◆ **Task details**: Can the data below be set down again exactly, line for line?

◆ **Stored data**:

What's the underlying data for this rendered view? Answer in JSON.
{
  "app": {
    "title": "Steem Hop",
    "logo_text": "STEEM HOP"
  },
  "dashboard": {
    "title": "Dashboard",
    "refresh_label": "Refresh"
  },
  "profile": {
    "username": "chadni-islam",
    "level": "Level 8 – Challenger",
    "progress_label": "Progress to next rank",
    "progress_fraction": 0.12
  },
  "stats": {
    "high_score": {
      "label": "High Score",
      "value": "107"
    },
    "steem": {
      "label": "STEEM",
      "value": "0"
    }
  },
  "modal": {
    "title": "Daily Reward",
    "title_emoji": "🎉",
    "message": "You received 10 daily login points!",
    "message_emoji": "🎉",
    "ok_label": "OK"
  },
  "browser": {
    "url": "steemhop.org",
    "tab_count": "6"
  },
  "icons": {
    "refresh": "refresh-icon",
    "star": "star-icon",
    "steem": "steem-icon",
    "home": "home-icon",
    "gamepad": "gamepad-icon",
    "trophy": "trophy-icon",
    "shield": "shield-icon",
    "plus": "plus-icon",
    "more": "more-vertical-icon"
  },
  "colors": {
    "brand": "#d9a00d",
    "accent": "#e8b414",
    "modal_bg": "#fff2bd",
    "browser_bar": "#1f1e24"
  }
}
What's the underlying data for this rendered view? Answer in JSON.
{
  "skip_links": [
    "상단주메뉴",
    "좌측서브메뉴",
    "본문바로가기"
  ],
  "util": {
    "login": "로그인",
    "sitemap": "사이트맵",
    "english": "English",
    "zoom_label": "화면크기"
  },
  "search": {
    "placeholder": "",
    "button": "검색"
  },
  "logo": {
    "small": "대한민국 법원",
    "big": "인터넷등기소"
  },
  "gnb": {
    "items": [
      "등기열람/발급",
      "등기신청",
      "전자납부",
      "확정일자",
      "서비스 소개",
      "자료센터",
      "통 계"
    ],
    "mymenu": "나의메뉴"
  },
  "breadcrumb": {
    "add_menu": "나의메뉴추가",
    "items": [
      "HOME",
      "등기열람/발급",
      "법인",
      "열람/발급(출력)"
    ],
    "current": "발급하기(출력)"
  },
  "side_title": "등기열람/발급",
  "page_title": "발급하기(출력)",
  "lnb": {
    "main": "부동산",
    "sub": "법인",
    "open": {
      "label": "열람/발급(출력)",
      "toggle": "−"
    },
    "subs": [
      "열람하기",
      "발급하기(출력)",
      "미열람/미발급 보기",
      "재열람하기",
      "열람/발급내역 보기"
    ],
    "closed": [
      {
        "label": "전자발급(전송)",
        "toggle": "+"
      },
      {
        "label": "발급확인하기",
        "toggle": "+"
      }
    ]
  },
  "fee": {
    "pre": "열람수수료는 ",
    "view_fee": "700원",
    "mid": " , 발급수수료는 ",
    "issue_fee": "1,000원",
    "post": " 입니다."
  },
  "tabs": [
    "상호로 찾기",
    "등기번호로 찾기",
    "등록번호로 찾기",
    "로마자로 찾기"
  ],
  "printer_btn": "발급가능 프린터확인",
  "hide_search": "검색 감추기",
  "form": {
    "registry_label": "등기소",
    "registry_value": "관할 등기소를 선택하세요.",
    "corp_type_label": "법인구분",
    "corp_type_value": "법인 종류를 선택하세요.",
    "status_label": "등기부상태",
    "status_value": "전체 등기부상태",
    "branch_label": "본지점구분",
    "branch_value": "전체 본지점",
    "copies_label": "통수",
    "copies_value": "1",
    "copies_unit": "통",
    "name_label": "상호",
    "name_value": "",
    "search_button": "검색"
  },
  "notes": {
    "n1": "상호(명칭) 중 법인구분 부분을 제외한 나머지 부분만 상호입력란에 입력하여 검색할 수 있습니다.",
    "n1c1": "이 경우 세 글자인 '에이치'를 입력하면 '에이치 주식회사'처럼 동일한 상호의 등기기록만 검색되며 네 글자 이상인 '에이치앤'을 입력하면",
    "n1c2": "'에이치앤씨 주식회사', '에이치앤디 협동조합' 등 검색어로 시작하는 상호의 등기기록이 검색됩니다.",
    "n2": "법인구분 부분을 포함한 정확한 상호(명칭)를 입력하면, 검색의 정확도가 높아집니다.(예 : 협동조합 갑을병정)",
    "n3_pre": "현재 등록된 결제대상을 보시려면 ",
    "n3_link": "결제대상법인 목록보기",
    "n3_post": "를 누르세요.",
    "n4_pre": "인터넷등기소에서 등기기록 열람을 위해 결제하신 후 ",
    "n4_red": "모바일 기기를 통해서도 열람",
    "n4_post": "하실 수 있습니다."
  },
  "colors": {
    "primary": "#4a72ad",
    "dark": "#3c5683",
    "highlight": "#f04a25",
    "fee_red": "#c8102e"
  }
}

◆ **Correct result**:
What's the underlying data for this rendered view? Answer in JSON.
{
  "app": {
    "title": "Steem Hop",
    "logo_text": "STEEM HOP"
  },
  "dashboard": {
    "title": "Dashboard",
    "refresh_label": "Refresh"
  },
  "profile": {
    "username": "chadni-islam",
    "level": "Level 8 – Challenger",
    "progress_label": "Progress to next rank",
    "progress_fraction": 0.12
  },
  "stats": {
    "high_score": {
      "label": "High Score",
      "value": "107"
    },
    "steem": {
      "label": "STEEM",
      "value": "0"
    }
  },
  "modal": {
    "title": "Daily Reward",
    "title_emoji": "🎉",
    "message": "You received 10 daily login points!",
    "message_emoji": "🎉",
    "ok_label": "OK"
  },
  "browser": {
    "url": "steemhop.org",
    "tab_count": "6"
  },
  "icons": {
    "refresh": "refresh-icon",
    "star": "star-icon",
    "steem": "steem-icon",
    "home": "home-icon",
    "gamepad": "gamepad-icon",
    "trophy": "trophy-icon",
    "shield": "shield-icon",
    "plus": "plus-icon",
    "more": "more-vertical-icon"
  },
  "colors": {
    "brand": "#d9a00d",
    "accent": "#e8b414",
    "modal_bg": "#fff2bd",
    "browser_bar": "#1f1e24"
  }
}
What's the underlying data for this rendered view? Answer in JSON.
{
  "skip_links": [
    "상단주메뉴",
    "좌측서브메뉴",
    "본문바로가기"
  ],
  "util": {
    "login": "로그인",
    "sitemap": "사이트맵",
    "english": "English",
    "zoom_label": "화면크기"
  },
  "search": {
    "placeholder": "",
    "button": "검색"
  },
  "logo": {
    "small": "대한민국 법원",
    "big": "인터넷등기소"
  },
  "gnb": {
    "items": [
      "등기열람/발급",
      "등기신청",
      "전자납부",
      "확정일자",
      "서비스 소개",
      "자료센터",
      "통 계"
    ],
    "mymenu": "나의메뉴"
  },
  "breadcrumb": {
    "add_menu": "나의메뉴추가",
    "items": [
      "HOME",
      "등기열람/발급",
      "법인",
      "열람/발급(출력)"
    ],
    "current": "발급하기(출력)"
  },
  "side_title": "등기열람/발급",
  "page_title": "발급하기(출력)",
  "lnb": {
    "main": "부동산",
    "sub": "법인",
    "open": {
      "label": "열람/발급(출력)",
      "toggle": "−"
    },
    "subs": [
      "열람하기",
      "발급하기(출력)",
      "미열람/미발급 보기",
      "재열람하기",
      "열람/발급내역 보기"
    ],
    "closed": [
      {
        "label": "전자발급(전송)",
        "toggle": "+"
      },
      {
        "label": "발급확인하기",
        "toggle": "+"
      }
    ]
  },
  "fee": {
    "pre": "열람수수료는 ",
    "view_fee": "700원",
    "mid": " , 발급수수료는 ",
    "issue_fee": "1,000원",
    "post": " 입니다."
  },
  "tabs": [
    "상호로 찾기",
    "등기번호로 찾기",
    "등록번호로 찾기",
    "로마자로 찾기"
  ],
  "printer_btn": "발급가능 프린터확인",
  "hide_search": "검색 감추기",
  "form": {
    "registry_label": "등기소",
    "registry_value": "관할 등기소를 선택하세요.",
    "corp_type_label": "법인구분",
    "corp_type_value": "법인 종류를 선택하세요.",
    "status_label": "등기부상태",
    "status_value": "전체 등기부상태",
    "branch_label": "본지점구분",
    "branch_value": "전체 본지점",
    "copies_label": "통수",
    "copies_value": "1",
    "copies_unit": "통",
    "name_label": "상호",
    "name_value": "",
    "search_button": "검색"
  },
  "notes": {
    "n1": "상호(명칭) 중 법인구분 부분을 제외한 나머지 부분만 상호입력란에 입력하여 검색할 수 있습니다.",
    "n1c1": "이 경우 세 글자인 '에이치'를 입력하면 '에이치 주식회사'처럼 동일한 상호의 등기기록만 검색되며 네 글자 이상인 '에이치앤'을 입력하면",
    "n1c2": "'에이치앤씨 주식회사', '에이치앤디 협동조합' 등 검색어로 시작하는 상호의 등기기록이 검색됩니다.",
    "n2": "법인구분 부분을 포함한 정확한 상호(명칭)를 입력하면, 검색의 정확도가 높아집니다.(예 : 협동조합 갑을병정)",
    "n3_pre": "현재 등록된 결제대상을 보시려면 ",
    "n3_link": "결제대상법인 목록보기",
    "n3_post": "를 누르세요.",
    "n4_pre": "인터넷등기소에서 등기기록 열람을 위해 결제하신 후 ",
    "n4_red": "모바일 기기를 통해서도 열람",
    "n4_post": "하실 수 있습니다."
  },
  "colors": {
    "primary": "#4a72ad",
    "dark": "#3c5683",
    "highlight": "#f04a25",
    "fee_red": "#c8102e"
  }
}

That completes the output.